* Task:
Render every row from the one containing "logo-provided-by: provided by" down to the one containing "chart-title: Top Currency", both included, as a JSON list of strings with one string per row and no blank rows.

* The data:
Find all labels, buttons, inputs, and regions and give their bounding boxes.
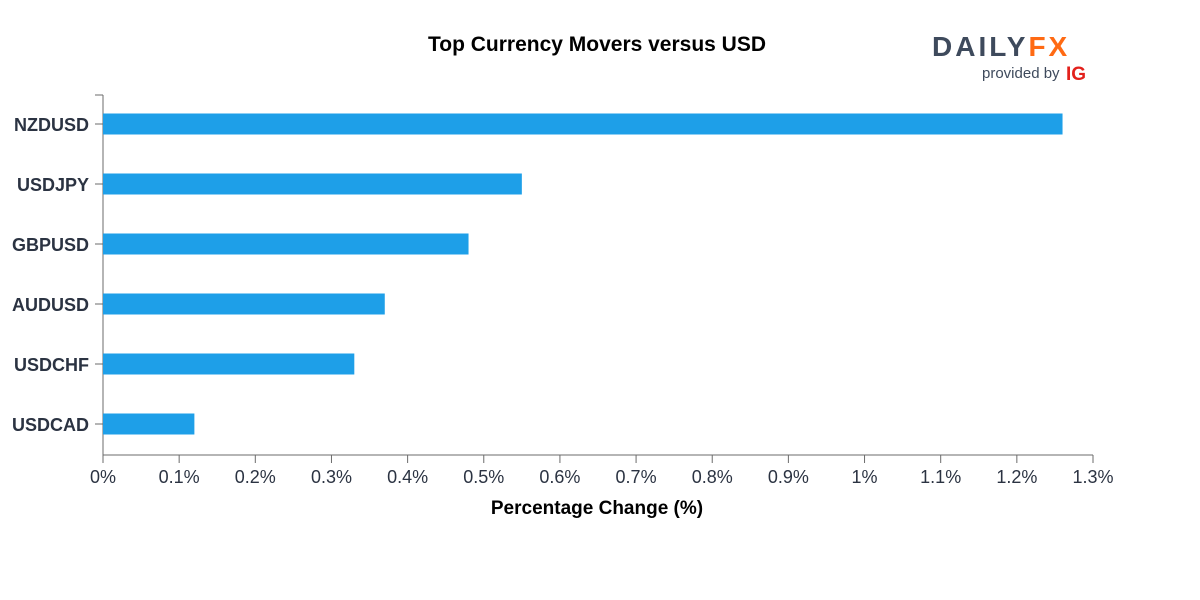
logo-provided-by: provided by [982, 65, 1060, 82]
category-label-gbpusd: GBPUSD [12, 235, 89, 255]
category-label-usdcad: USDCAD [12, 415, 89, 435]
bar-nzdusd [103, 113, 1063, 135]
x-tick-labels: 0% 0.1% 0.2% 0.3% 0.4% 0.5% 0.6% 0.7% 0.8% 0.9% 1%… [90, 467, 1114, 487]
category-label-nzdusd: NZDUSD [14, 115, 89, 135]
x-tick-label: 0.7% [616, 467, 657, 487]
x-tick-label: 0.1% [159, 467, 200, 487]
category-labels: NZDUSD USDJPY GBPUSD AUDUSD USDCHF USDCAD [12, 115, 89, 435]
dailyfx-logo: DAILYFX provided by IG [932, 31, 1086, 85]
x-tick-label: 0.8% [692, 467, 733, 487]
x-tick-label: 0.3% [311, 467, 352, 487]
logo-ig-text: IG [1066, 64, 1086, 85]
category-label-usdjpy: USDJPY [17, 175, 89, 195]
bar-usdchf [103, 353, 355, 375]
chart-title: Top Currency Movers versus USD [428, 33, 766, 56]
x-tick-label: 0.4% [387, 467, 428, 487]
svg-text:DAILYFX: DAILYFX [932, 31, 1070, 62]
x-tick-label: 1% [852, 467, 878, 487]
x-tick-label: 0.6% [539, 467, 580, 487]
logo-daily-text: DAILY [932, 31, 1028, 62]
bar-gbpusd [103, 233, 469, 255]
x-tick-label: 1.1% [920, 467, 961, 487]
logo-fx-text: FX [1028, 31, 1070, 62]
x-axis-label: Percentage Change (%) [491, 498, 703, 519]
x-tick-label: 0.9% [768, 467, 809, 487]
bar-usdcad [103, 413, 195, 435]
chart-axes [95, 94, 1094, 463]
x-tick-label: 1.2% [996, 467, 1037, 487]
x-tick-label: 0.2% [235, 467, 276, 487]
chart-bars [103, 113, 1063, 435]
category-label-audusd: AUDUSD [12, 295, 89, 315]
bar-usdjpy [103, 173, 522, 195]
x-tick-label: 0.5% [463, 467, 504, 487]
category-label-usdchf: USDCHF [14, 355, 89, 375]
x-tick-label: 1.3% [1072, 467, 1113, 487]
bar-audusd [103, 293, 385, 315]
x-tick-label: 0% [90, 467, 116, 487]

==

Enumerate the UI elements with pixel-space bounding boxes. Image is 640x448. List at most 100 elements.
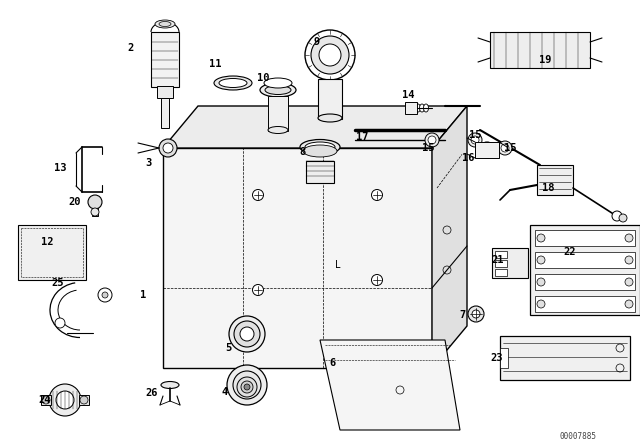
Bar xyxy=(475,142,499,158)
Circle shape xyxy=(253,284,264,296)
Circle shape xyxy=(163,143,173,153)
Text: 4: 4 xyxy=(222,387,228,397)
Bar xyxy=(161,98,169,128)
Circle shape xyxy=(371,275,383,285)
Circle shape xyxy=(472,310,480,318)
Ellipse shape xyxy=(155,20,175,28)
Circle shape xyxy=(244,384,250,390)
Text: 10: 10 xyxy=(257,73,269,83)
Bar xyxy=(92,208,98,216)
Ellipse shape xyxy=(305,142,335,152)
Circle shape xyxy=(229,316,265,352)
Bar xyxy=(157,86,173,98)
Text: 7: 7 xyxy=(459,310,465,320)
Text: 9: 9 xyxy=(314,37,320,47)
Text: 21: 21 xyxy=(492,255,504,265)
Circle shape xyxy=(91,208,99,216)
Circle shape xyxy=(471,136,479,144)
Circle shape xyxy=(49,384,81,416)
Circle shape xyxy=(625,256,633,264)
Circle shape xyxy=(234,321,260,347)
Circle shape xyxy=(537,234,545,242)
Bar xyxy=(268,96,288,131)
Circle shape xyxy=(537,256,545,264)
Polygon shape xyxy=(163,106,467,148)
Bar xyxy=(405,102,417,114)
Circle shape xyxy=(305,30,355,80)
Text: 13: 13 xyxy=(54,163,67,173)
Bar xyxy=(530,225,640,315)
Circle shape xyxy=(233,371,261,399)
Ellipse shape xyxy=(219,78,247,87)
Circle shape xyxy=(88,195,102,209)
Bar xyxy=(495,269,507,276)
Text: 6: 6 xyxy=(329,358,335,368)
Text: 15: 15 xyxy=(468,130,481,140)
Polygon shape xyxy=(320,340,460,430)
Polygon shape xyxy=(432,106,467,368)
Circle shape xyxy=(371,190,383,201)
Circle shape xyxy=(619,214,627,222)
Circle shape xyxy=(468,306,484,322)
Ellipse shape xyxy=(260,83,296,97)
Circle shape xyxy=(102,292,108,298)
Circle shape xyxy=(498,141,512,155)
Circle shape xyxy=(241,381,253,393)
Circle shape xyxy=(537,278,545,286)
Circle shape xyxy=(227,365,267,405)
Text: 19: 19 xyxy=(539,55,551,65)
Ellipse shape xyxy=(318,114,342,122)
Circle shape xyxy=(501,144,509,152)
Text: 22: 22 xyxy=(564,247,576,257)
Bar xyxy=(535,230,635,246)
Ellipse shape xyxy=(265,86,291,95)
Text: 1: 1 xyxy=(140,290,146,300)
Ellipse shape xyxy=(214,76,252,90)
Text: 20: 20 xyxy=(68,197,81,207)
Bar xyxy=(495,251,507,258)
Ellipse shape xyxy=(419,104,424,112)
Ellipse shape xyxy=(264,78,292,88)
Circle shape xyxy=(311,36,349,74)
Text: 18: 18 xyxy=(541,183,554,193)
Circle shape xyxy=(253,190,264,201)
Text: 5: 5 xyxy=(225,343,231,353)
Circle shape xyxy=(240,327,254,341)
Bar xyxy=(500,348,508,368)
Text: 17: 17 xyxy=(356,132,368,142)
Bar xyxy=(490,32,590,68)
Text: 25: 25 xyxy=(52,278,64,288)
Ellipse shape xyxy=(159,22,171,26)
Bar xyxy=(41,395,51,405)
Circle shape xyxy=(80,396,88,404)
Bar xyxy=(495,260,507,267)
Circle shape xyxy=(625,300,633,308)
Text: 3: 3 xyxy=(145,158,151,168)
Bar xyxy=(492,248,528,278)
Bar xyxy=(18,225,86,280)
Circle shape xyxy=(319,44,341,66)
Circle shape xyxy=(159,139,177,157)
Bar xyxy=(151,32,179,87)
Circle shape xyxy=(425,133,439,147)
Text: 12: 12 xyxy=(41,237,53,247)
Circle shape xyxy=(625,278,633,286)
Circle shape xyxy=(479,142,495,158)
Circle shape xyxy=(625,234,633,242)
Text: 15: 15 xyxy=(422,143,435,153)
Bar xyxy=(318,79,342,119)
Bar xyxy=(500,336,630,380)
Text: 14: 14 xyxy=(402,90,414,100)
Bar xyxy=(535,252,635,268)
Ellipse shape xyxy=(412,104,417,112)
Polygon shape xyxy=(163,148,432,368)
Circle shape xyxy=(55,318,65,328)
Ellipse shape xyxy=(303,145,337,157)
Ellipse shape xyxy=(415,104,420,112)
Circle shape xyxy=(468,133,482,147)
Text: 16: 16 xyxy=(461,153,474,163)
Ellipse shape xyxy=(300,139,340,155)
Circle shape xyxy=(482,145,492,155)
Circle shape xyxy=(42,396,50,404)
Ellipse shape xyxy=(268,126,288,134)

* Answer for this exercise:
[
  "logo-provided-by: provided by [982, 65, 1060, 82]",
  "category-label-gbpusd: GBPUSD [12, 235, 89, 255]",
  "category-label-usdcad: USDCAD [12, 415, 89, 435]",
  "bar-nzdusd [103, 113, 1063, 135]",
  "x-tick-labels: 0% 0.1% 0.2% 0.3% 0.4% 0.5% 0.6% 0.7% 0.8% 0.9% 1%… [90, 467, 1114, 487]",
  "category-label-nzdusd: NZDUSD [14, 115, 89, 135]",
  "x-tick-label: 0.7% [616, 467, 657, 487]",
  "x-tick-label: 0.1% [159, 467, 200, 487]",
  "category-labels: NZDUSD USDJPY GBPUSD AUDUSD USDCHF USDCAD [12, 115, 89, 435]",
  "dailyfx-logo: DAILYFX provided by IG [932, 31, 1086, 85]",
  "x-tick-label: 0.8% [692, 467, 733, 487]",
  "x-tick-label: 0.3% [311, 467, 352, 487]",
  "logo-ig-text: IG [1066, 64, 1086, 85]",
  "category-label-usdjpy: USDJPY [17, 175, 89, 195]",
  "bar-usdchf [103, 353, 355, 375]",
  "chart-title: Top Currency Movers versus USD [428, 33, 766, 56]"
]